Figure 2.

A mouse model of selection in the context of a polyclonal repertoire. (A) Recombinant mAbs were expressed from pairing different HC genes of the B220⁺AA4⁻ mature mCκ⁺hCκ⁻ B cells isolated from Igκ^Vκ4/h mice (a total of 24 VH genes; top) or Igκ^αhel/h mice (a total of 19 VH genes; bottom) with vectors containing either the Vκ4 or αHELκ LC genes. Each pair of antibodies sharing the same VH gene was tested simultaneously. ELISA binding curves are shown in the left (VH/Vκ4 antibodies) and middle (VH/αHELκ antibodies) panels. Each dot in the right panel represents the area under the binding curve (AUC) of one mAb. The red line indicates the mean value for that group. (B and C) Binding to HEp-2 cells by IMF of mAbs described in A. Shown are representative images of cell binding of each antibody (B) and pairwise comparison of the mode of IMF intensity of each VH gene paired with the Vκ4 or αHELκ LC (C) scored on a scale of 0–4 (whole numbers only). (D) Antibody binding to 3T3 cells detected and scored in the same manner as HEp-2 cells in C. (E) dsDNA binding by ELISA of antibodies described in A and analyzed as in A. Antibodies with shared VH genes were paired both for comparing ELISA binding curves (AUC) and for scoring HEp-2 IMF. Statistical significance was calculated using the paired Student’s t tests. Shown are representative data of at least three independent experiments.

(Collected data)
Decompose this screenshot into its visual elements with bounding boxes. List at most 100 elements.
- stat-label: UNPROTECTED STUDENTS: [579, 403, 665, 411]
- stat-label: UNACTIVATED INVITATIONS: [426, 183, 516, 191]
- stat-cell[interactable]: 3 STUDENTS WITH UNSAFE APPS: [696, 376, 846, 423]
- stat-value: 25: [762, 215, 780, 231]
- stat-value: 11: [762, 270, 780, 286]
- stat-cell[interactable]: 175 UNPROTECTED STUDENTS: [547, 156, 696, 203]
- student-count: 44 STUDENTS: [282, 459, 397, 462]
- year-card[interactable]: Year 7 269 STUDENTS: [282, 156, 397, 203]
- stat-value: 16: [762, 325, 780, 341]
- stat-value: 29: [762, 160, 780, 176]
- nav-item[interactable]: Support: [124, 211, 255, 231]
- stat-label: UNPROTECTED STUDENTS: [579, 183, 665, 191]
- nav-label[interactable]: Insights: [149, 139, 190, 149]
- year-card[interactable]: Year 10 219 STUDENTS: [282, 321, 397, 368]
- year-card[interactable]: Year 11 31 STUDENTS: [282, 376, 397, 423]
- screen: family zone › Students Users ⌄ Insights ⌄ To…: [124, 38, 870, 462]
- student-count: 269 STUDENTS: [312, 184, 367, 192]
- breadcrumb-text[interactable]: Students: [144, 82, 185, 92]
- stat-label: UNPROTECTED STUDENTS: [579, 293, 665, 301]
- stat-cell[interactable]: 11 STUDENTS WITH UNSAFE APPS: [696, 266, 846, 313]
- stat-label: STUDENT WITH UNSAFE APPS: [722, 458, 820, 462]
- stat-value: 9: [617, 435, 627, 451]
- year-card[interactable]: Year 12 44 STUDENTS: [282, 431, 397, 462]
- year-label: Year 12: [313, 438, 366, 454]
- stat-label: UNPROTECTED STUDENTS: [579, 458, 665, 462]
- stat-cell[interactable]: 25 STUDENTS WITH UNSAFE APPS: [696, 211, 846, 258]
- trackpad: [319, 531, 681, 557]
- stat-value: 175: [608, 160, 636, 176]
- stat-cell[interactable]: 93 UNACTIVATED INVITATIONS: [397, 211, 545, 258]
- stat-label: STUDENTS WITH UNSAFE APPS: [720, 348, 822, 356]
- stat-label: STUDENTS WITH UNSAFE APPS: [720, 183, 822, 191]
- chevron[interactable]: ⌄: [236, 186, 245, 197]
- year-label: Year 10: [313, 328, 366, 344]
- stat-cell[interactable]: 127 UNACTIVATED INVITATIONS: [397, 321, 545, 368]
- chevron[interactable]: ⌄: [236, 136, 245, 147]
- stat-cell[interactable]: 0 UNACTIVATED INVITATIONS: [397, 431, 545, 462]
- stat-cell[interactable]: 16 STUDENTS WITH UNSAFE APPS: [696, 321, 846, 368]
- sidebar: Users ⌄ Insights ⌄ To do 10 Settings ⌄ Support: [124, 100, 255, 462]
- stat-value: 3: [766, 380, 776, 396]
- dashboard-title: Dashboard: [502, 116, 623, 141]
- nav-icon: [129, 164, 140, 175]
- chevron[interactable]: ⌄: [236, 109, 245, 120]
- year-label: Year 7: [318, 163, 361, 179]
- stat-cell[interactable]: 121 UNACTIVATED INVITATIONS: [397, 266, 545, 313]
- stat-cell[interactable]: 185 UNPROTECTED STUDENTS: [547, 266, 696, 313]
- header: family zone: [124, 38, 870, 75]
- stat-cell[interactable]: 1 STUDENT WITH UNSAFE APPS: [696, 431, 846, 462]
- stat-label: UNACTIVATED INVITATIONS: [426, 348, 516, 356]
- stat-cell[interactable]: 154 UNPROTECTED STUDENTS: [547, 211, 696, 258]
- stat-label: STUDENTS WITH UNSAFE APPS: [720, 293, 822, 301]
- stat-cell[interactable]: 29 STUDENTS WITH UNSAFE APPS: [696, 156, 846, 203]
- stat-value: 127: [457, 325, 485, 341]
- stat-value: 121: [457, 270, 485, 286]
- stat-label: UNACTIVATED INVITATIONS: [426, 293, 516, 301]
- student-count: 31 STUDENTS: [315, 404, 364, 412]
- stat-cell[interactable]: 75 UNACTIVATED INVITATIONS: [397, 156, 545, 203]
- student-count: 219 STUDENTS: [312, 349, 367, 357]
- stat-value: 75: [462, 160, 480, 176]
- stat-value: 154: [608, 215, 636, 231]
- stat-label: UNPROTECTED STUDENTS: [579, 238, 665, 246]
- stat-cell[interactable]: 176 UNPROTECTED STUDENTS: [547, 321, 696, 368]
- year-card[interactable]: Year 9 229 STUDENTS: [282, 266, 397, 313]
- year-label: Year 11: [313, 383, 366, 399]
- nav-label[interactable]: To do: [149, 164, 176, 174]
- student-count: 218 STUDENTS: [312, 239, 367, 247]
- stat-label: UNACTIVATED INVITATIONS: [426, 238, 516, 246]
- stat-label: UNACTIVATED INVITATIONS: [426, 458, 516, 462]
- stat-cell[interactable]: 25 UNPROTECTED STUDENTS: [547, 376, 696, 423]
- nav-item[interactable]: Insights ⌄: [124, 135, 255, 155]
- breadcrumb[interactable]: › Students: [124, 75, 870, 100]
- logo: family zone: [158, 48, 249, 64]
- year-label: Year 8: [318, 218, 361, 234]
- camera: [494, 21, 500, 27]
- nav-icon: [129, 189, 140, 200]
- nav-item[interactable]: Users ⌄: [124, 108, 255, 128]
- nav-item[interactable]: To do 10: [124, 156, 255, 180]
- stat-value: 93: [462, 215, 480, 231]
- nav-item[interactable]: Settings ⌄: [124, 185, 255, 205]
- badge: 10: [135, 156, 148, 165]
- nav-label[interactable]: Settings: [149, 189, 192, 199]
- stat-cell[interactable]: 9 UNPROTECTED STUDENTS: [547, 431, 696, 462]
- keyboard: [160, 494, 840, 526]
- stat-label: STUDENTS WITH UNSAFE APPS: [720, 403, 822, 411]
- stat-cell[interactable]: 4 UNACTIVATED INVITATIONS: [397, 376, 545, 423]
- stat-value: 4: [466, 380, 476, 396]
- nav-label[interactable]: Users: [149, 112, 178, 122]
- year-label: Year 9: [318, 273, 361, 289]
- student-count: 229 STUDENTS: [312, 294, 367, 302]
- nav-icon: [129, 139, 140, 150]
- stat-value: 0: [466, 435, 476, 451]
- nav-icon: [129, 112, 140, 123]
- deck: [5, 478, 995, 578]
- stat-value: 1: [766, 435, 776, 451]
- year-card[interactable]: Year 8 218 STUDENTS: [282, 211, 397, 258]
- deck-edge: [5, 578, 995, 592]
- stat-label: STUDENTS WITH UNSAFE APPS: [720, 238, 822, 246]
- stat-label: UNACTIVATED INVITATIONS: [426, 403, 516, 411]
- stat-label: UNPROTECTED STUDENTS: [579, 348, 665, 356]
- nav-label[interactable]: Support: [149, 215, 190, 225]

The problem: Decide whether each statement agrees with the figure legend above, answering yes or no and quoting the deciding words of the legend: (a) The B cells from Igκ^Vκ4/h mice supplied a total of 24 VH genes. (b) IMF intensity was scored on a scale of 0–10. (c) Statistical significance was calculated with paired Student’s t tests.

Answer section:
(a) Yes: "Igκ^Vκ4/h mice (a total of 24 VH genes; top)"
(b) No: "scored on a scale of 0–4 (whole numbers only)"
(c) Yes: "Statistical significance was calculated using the paired Student’s t tests."